» **Dataset items**:
——

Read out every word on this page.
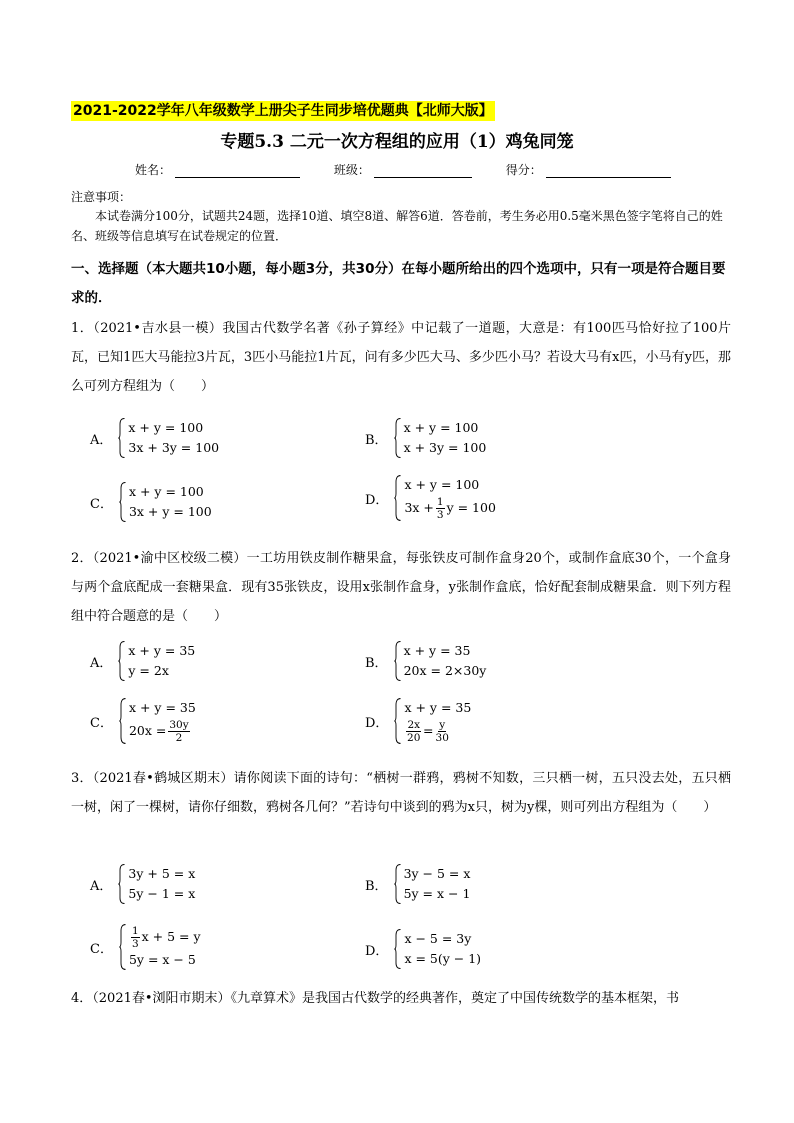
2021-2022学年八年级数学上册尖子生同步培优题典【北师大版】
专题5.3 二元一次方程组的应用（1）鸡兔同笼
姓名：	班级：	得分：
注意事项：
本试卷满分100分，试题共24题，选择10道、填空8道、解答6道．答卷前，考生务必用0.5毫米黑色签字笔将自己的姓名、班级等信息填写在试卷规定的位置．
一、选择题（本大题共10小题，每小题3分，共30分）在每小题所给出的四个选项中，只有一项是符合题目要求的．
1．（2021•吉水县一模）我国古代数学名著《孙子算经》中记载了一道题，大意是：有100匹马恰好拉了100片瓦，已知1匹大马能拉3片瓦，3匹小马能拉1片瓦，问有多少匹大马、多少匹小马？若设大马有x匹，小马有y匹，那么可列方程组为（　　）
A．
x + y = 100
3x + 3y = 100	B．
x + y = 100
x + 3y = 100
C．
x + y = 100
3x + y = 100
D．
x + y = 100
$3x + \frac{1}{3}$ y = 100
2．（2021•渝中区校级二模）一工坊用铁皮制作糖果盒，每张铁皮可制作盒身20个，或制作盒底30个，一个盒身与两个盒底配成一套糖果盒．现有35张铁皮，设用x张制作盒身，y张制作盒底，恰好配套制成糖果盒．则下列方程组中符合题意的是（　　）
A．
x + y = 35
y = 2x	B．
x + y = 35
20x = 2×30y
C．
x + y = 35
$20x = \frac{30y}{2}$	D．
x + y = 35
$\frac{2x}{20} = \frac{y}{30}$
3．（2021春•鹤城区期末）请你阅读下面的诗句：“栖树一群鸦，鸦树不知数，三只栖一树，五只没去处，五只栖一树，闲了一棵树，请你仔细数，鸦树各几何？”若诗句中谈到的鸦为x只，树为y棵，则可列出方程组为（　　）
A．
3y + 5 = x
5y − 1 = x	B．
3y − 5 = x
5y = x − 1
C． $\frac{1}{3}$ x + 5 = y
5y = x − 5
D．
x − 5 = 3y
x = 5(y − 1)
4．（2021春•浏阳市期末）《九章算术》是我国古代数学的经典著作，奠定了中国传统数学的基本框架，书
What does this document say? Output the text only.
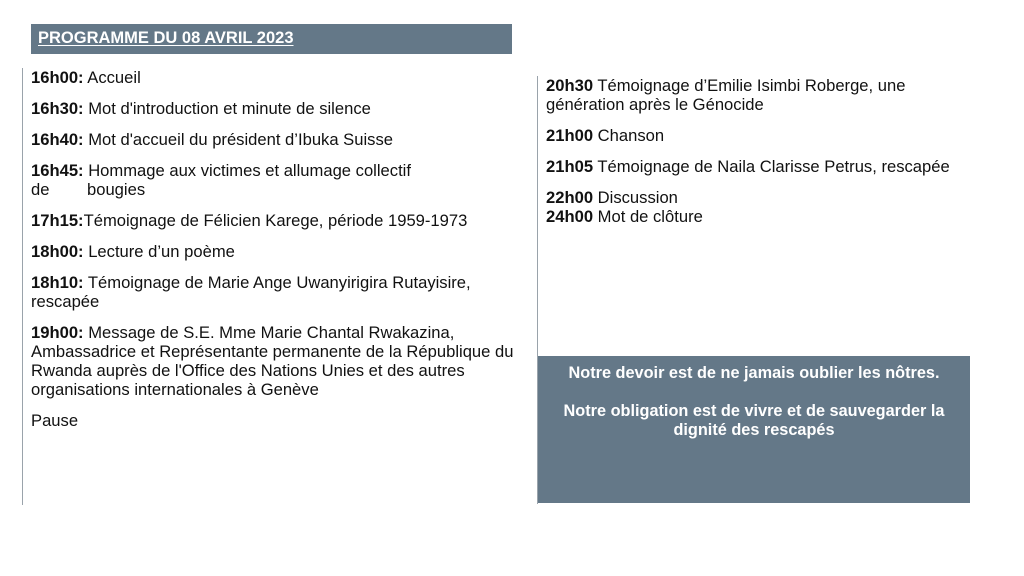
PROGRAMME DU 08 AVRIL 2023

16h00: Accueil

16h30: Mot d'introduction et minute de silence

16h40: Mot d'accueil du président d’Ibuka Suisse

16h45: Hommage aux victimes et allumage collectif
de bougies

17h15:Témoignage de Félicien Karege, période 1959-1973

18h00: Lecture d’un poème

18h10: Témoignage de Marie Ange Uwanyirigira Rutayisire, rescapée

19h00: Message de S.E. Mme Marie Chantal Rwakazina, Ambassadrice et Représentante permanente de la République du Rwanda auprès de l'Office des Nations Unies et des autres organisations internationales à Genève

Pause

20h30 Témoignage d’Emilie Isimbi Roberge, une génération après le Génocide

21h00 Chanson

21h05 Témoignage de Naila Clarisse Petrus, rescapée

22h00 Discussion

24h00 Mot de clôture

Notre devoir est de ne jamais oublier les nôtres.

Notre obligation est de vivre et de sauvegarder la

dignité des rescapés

——

» **WHAT IS ASKED**:
Set down the lines of the records above exactly, apart from the pictures.

» **ANSWER TO THIS EXERCISE**:
Read out every word on this page.
2021-2022学年八年级数学上册尖子生同步培优题典【北师大版】
专题5.3 二元一次方程组的应用（1）鸡兔同笼
姓名：	班级：	得分：
注意事项：
本试卷满分100分，试题共24题，选择10道、填空8道、解答6道．答卷前，考生务必用0.5毫米黑色签字笔将自己的姓名、班级等信息填写在试卷规定的位置．
一、选择题（本大题共10小题，每小题3分，共30分）在每小题所给出的四个选项中，只有一项是符合题目要求的．
1．（2021•吉水县一模）我国古代数学名著《孙子算经》中记载了一道题，大意是：有100匹马恰好拉了100片瓦，已知1匹大马能拉3片瓦，3匹小马能拉1片瓦，问有多少匹大马、多少匹小马？若设大马有x匹，小马有y匹，那么可列方程组为（　　）
A．
x + y = 100
3x + 3y = 100	B．
x + y = 100
x + 3y = 100
C．
x + y = 100
3x + y = 100
D．
x + y = 100
$3x + \frac{1}{3}$ y = 100
2．（2021•渝中区校级二模）一工坊用铁皮制作糖果盒，每张铁皮可制作盒身20个，或制作盒底30个，一个盒身与两个盒底配成一套糖果盒．现有35张铁皮，设用x张制作盒身，y张制作盒底，恰好配套制成糖果盒．则下列方程组中符合题意的是（　　）
A．
x + y = 35
y = 2x	B．
x + y = 35
20x = 2×30y
C．
x + y = 35
$20x = \frac{30y}{2}$	D．
x + y = 35
$\frac{2x}{20} = \frac{y}{30}$
3．（2021春•鹤城区期末）请你阅读下面的诗句：“栖树一群鸦，鸦树不知数，三只栖一树，五只没去处，五只栖一树，闲了一棵树，请你仔细数，鸦树各几何？”若诗句中谈到的鸦为x只，树为y棵，则可列出方程组为（　　）
A．
3y + 5 = x
5y − 1 = x	B．
3y − 5 = x
5y = x − 1
C． $\frac{1}{3}$ x + 5 = y
5y = x − 5
D．
x − 5 = 3y
x = 5(y − 1)
4．（2021春•浏阳市期末）《九章算术》是我国古代数学的经典著作，奠定了中国传统数学的基本框架，书
What does this document say? Output the text only.
PROGRAMME DU 08 AVRIL 2023

16h00: Accueil

16h30: Mot d'introduction et minute de silence

16h40: Mot d'accueil du président d’Ibuka Suisse

16h45: Hommage aux victimes et allumage collectif
de bougies

17h15:Témoignage de Félicien Karege, période 1959-1973

18h00: Lecture d’un poème

18h10: Témoignage de Marie Ange Uwanyirigira Rutayisire, rescapée

19h00: Message de S.E. Mme Marie Chantal Rwakazina, Ambassadrice et Représentante permanente de la République du Rwanda auprès de l'Office des Nations Unies et des autres organisations internationales à Genève

Pause

20h30 Témoignage d’Emilie Isimbi Roberge, une génération après le Génocide

21h00 Chanson

21h05 Témoignage de Naila Clarisse Petrus, rescapée

22h00 Discussion

24h00 Mot de clôture

Notre devoir est de ne jamais oublier les nôtres.

Notre obligation est de vivre et de sauvegarder la

dignité des rescapés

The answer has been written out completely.